# Material to process:
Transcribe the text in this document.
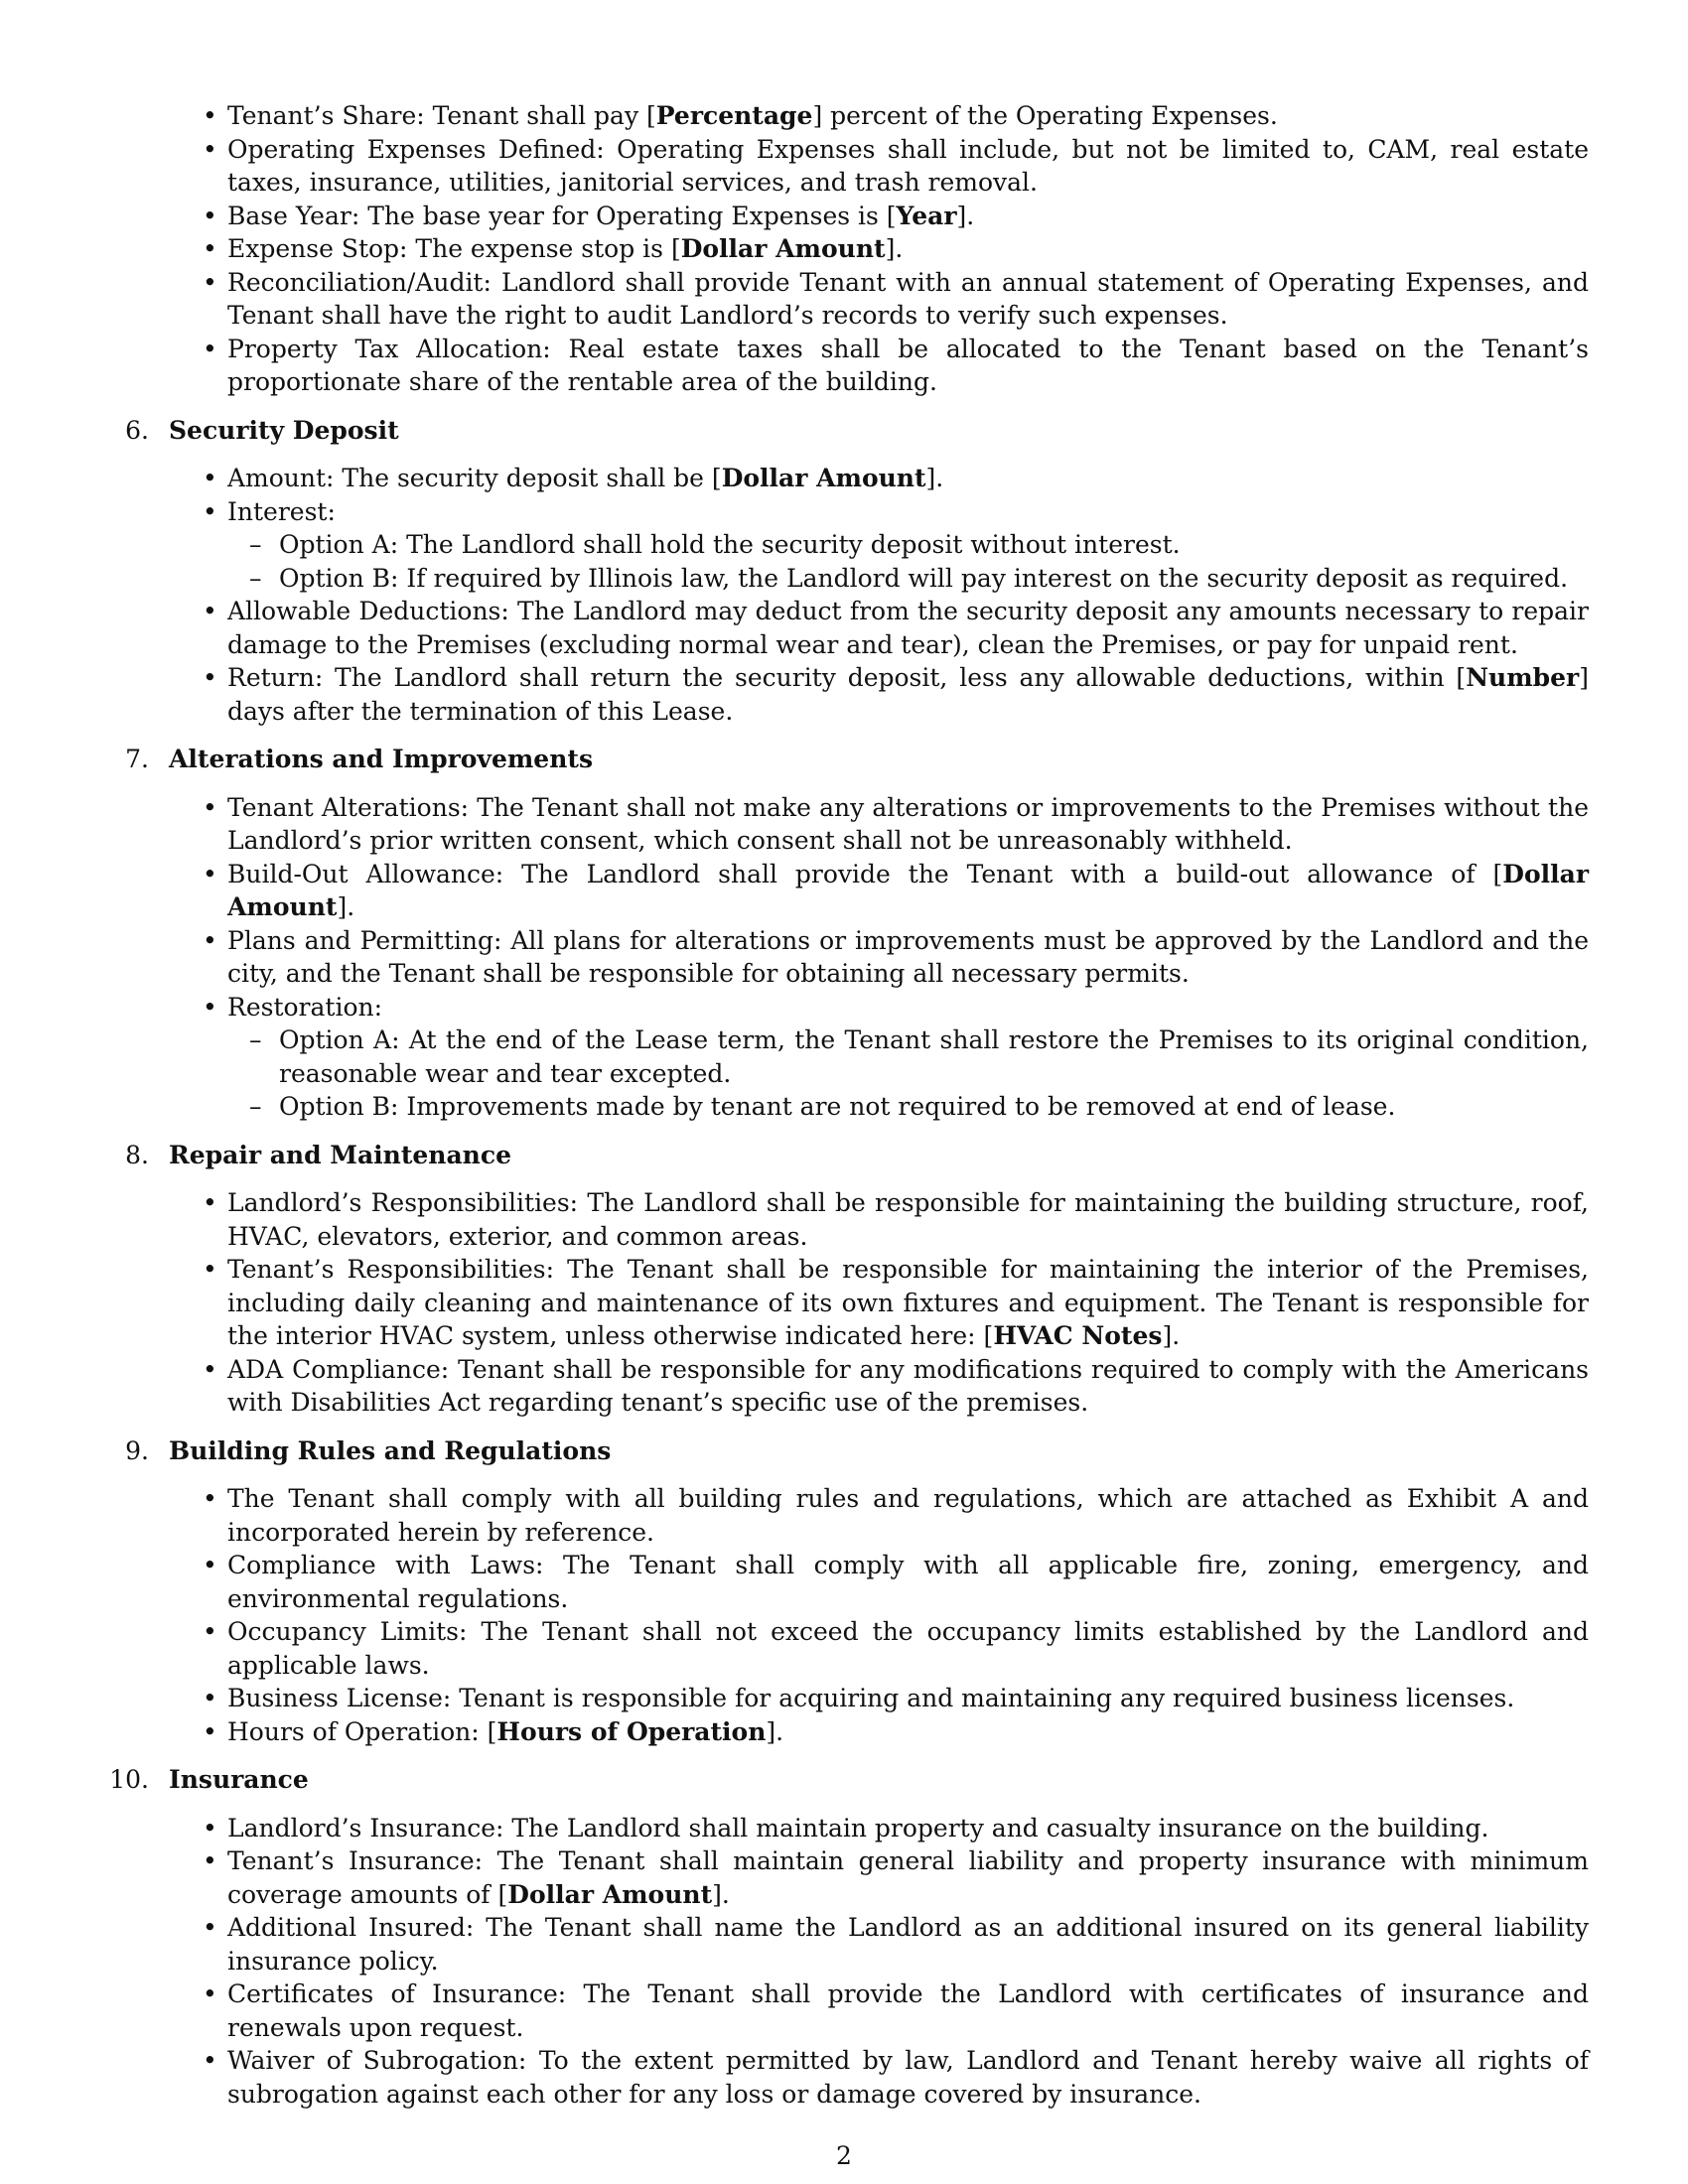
• Tenant’s Share: Tenant shall pay [Percentage] percent of the Operating Expenses.
• Operating Expenses Defined: Operating Expenses shall include, but not be limited to, CAM, real estate taxes, insurance, utilities, janitorial services, and trash removal.
• Base Year: The base year for Operating Expenses is [Year].
• Expense Stop: The expense stop is [Dollar Amount].
• Reconciliation/Audit: Landlord shall provide Tenant with an annual statement of Operating Expenses, and Tenant shall have the right to audit Landlord’s records to verify such expenses.
• Property Tax Allocation: Real estate taxes shall be allocated to the Tenant based on the Tenant’s proportionate share of the rentable area of the building.
6. Security Deposit
• Amount: The security deposit shall be [Dollar Amount].
• Interest:
– Option A: The Landlord shall hold the security deposit without interest.
– Option B: If required by Illinois law, the Landlord will pay interest on the security deposit as required.
• Allowable Deductions: The Landlord may deduct from the security deposit any amounts necessary to repair damage to the Premises (excluding normal wear and tear), clean the Premises, or pay for unpaid rent.
• Return: The Landlord shall return the security deposit, less any allowable deductions, within [Number] days after the termination of this Lease.
7. Alterations and Improvements
• Tenant Alterations: The Tenant shall not make any alterations or improvements to the Premises without the Landlord’s prior written consent, which consent shall not be unreasonably withheld.
• Build-Out Allowance: The Landlord shall provide the Tenant with a build-out allowance of [Dollar Amount].
• Plans and Permitting: All plans for alterations or improvements must be approved by the Landlord and the city, and the Tenant shall be responsible for obtaining all necessary permits.
• Restoration:
– Option A: At the end of the Lease term, the Tenant shall restore the Premises to its original condition, reasonable wear and tear excepted.
– Option B: Improvements made by tenant are not required to be removed at end of lease.
8. Repair and Maintenance
• Landlord’s Responsibilities: The Landlord shall be responsible for maintaining the building structure, roof, HVAC, elevators, exterior, and common areas.
• Tenant’s Responsibilities: The Tenant shall be responsible for maintaining the interior of the Premises, including daily cleaning and maintenance of its own fixtures and equipment. The Tenant is responsible for the interior HVAC system, unless otherwise indicated here: [HVAC Notes].
• ADA Compliance: Tenant shall be responsible for any modifications required to comply with the Americans with Disabilities Act regarding tenant’s specific use of the premises.
9. Building Rules and Regulations
• The Tenant shall comply with all building rules and regulations, which are attached as Exhibit A and incorporated herein by reference.
• Compliance with Laws: The Tenant shall comply with all applicable fire, zoning, emergency, and environmental regulations.
• Occupancy Limits: The Tenant shall not exceed the occupancy limits established by the Landlord and applicable laws.
• Business License: Tenant is responsible for acquiring and maintaining any required business licenses.
• Hours of Operation: [Hours of Operation].
10. Insurance
• Landlord’s Insurance: The Landlord shall maintain property and casualty insurance on the building.
• Tenant’s Insurance: The Tenant shall maintain general liability and property insurance with minimum coverage amounts of [Dollar Amount].
• Additional Insured: The Tenant shall name the Landlord as an additional insured on its general liability insurance policy.
• Certificates of Insurance: The Tenant shall provide the Landlord with certificates of insurance and renewals upon request.
• Waiver of Subrogation: To the extent permitted by law, Landlord and Tenant hereby waive all rights of subrogation against each other for any loss or damage covered by insurance.
2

# Instructions to follow:
Write out the records above exactly as they stand, leaving out every picture.

# Answer:
Transcribe the text in this document.
• Tenant’s Share: Tenant shall pay [Percentage] percent of the Operating Expenses.
• Operating Expenses Defined: Operating Expenses shall include, but not be limited to, CAM, real estate taxes, insurance, utilities, janitorial services, and trash removal.
• Base Year: The base year for Operating Expenses is [Year].
• Expense Stop: The expense stop is [Dollar Amount].
• Reconciliation/Audit: Landlord shall provide Tenant with an annual statement of Operating Expenses, and Tenant shall have the right to audit Landlord’s records to verify such expenses.
• Property Tax Allocation: Real estate taxes shall be allocated to the Tenant based on the Tenant’s proportionate share of the rentable area of the building.
6. Security Deposit
• Amount: The security deposit shall be [Dollar Amount].
• Interest:
– Option A: The Landlord shall hold the security deposit without interest.
– Option B: If required by Illinois law, the Landlord will pay interest on the security deposit as required.
• Allowable Deductions: The Landlord may deduct from the security deposit any amounts necessary to repair damage to the Premises (excluding normal wear and tear), clean the Premises, or pay for unpaid rent.
• Return: The Landlord shall return the security deposit, less any allowable deductions, within [Number] days after the termination of this Lease.
7. Alterations and Improvements
• Tenant Alterations: The Tenant shall not make any alterations or improvements to the Premises without the Landlord’s prior written consent, which consent shall not be unreasonably withheld.
• Build-Out Allowance: The Landlord shall provide the Tenant with a build-out allowance of [Dollar Amount].
• Plans and Permitting: All plans for alterations or improvements must be approved by the Landlord and the city, and the Tenant shall be responsible for obtaining all necessary permits.
• Restoration:
– Option A: At the end of the Lease term, the Tenant shall restore the Premises to its original condition, reasonable wear and tear excepted.
– Option B: Improvements made by tenant are not required to be removed at end of lease.
8. Repair and Maintenance
• Landlord’s Responsibilities: The Landlord shall be responsible for maintaining the building structure, roof, HVAC, elevators, exterior, and common areas.
• Tenant’s Responsibilities: The Tenant shall be responsible for maintaining the interior of the Premises, including daily cleaning and maintenance of its own fixtures and equipment. The Tenant is responsible for the interior HVAC system, unless otherwise indicated here: [HVAC Notes].
• ADA Compliance: Tenant shall be responsible for any modifications required to comply with the Americans with Disabilities Act regarding tenant’s specific use of the premises.
9. Building Rules and Regulations
• The Tenant shall comply with all building rules and regulations, which are attached as Exhibit A and incorporated herein by reference.
• Compliance with Laws: The Tenant shall comply with all applicable fire, zoning, emergency, and environmental regulations.
• Occupancy Limits: The Tenant shall not exceed the occupancy limits established by the Landlord and applicable laws.
• Business License: Tenant is responsible for acquiring and maintaining any required business licenses.
• Hours of Operation: [Hours of Operation].
10. Insurance
• Landlord’s Insurance: The Landlord shall maintain property and casualty insurance on the building.
• Tenant’s Insurance: The Tenant shall maintain general liability and property insurance with minimum coverage amounts of [Dollar Amount].
• Additional Insured: The Tenant shall name the Landlord as an additional insured on its general liability insurance policy.
• Certificates of Insurance: The Tenant shall provide the Landlord with certificates of insurance and renewals upon request.
• Waiver of Subrogation: To the extent permitted by law, Landlord and Tenant hereby waive all rights of subrogation against each other for any loss or damage covered by insurance.
2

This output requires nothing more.